Scan the records for the string "Descuento"; copy each line where it occurs.

— START OF Data shown —

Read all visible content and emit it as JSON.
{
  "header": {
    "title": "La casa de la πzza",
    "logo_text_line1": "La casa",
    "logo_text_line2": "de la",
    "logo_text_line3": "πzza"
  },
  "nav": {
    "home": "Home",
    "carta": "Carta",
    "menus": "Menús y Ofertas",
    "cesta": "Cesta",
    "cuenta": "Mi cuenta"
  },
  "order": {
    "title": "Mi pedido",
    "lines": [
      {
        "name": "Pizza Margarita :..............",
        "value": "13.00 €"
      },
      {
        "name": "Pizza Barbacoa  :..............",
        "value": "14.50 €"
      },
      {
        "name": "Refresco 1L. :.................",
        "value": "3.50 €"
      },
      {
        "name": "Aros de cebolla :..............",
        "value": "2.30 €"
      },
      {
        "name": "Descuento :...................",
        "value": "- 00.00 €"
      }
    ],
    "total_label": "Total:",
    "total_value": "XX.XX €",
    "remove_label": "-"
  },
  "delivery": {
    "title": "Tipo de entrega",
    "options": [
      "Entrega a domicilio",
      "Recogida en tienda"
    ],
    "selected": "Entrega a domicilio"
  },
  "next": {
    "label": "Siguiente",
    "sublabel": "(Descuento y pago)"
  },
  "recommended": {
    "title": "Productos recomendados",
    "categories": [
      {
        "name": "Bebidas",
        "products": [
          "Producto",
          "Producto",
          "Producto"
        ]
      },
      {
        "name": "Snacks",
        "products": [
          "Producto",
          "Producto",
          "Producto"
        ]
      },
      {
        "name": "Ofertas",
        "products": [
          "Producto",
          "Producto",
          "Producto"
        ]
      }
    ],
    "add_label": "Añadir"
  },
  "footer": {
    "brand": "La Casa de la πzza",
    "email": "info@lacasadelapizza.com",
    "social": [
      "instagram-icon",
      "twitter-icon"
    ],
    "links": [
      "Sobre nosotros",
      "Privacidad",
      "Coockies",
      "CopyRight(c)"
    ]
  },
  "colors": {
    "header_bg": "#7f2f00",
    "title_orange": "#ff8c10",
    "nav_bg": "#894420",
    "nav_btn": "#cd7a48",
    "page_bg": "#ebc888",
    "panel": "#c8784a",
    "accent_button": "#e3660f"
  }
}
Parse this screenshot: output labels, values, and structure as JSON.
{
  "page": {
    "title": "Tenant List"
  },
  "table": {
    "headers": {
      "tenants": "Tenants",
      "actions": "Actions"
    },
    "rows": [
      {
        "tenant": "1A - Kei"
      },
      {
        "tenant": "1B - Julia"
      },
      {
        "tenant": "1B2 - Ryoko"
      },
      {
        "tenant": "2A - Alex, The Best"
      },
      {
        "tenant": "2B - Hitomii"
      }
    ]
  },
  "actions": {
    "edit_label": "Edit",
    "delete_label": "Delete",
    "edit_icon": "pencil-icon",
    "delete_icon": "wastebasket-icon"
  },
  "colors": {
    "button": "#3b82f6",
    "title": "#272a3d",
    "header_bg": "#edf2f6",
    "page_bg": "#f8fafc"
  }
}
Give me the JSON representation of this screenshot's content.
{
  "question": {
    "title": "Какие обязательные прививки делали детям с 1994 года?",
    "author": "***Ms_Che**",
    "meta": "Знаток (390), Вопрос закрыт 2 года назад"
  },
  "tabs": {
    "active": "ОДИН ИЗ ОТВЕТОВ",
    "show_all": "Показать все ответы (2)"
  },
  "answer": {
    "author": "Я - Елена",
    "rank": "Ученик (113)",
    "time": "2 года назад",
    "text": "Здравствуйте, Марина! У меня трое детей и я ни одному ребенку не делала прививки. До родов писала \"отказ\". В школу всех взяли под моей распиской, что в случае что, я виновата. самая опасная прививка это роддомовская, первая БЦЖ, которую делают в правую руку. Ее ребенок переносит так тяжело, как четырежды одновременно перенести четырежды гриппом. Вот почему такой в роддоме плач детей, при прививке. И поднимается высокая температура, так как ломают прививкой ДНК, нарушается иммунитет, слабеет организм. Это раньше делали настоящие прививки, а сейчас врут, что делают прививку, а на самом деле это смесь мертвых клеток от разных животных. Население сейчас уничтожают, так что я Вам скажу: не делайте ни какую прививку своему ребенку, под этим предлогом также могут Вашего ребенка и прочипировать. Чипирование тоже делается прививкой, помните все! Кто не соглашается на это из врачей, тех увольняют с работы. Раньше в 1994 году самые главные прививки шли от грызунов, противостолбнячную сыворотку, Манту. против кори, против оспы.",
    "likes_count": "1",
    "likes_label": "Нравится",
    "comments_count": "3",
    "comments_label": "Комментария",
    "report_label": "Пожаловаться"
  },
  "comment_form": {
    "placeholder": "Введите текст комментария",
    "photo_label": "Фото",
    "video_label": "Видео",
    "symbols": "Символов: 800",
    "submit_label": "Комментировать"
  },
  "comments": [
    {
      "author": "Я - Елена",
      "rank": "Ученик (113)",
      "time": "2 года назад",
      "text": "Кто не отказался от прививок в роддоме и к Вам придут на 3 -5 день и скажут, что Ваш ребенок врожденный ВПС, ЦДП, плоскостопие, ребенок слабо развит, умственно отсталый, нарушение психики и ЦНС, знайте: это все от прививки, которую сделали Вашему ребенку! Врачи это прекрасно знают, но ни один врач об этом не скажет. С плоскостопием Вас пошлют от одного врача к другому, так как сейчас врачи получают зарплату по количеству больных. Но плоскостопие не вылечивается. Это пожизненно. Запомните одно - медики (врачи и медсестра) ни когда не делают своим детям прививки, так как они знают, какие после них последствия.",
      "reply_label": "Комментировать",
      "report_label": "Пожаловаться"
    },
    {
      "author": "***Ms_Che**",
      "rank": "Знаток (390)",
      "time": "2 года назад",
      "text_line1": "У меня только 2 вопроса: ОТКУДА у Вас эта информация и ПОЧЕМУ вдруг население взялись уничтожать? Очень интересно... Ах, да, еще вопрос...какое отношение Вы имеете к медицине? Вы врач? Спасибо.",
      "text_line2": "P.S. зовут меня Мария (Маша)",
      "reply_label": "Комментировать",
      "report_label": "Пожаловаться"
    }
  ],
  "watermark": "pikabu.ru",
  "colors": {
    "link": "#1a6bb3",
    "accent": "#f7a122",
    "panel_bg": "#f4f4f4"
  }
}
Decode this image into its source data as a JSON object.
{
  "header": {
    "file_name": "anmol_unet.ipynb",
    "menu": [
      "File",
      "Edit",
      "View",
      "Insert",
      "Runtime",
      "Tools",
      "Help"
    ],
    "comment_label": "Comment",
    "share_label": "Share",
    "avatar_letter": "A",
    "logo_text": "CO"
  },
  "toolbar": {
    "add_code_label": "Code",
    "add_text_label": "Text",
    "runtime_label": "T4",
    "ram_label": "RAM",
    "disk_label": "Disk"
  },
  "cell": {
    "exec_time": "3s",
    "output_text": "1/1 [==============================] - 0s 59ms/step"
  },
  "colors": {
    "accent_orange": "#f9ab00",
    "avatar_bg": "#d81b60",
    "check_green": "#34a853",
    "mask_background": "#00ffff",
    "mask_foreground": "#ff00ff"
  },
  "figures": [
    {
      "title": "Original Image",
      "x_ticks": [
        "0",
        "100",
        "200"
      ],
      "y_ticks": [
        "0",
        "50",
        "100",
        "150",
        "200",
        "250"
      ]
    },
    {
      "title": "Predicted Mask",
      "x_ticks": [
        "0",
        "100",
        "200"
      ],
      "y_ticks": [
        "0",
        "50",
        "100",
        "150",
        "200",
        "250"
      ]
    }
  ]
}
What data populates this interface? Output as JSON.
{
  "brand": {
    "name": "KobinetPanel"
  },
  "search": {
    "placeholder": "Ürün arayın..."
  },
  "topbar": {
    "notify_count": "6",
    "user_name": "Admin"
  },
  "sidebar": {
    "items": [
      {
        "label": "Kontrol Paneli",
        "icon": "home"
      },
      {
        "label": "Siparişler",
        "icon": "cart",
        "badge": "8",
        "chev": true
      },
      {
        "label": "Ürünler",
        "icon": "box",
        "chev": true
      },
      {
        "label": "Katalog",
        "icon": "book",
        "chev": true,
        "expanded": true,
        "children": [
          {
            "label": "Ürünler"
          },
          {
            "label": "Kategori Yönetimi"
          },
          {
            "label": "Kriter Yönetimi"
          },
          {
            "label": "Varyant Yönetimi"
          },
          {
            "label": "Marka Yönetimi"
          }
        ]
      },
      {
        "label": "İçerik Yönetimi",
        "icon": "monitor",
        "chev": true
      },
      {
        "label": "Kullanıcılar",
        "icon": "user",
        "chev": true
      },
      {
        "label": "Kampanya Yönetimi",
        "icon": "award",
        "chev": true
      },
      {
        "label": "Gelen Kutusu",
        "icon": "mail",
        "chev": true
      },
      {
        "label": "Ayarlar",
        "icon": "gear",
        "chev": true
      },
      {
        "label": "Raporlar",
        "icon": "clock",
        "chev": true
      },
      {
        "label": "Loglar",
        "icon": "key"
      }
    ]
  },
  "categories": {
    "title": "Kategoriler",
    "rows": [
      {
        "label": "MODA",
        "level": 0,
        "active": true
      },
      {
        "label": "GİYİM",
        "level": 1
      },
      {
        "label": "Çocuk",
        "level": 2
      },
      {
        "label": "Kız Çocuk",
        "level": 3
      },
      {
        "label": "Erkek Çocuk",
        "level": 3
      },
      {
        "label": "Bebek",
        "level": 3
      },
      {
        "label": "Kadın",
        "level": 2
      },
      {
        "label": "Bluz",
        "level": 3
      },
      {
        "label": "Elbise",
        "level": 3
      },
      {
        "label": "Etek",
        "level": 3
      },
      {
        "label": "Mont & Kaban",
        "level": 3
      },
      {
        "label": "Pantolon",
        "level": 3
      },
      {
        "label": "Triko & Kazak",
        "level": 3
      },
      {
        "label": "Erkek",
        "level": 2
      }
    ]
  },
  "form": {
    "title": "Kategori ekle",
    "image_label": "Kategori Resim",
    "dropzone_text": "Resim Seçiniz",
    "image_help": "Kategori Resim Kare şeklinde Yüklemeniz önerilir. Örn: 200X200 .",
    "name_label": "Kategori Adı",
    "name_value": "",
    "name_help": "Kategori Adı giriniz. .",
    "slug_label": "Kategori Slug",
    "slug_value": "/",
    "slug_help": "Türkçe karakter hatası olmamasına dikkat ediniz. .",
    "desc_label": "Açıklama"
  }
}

— END OF Data shown —

▸ **Expected answer**:
        "name": "Descuento :...................",
    "sublabel": "(Descuento y pago)"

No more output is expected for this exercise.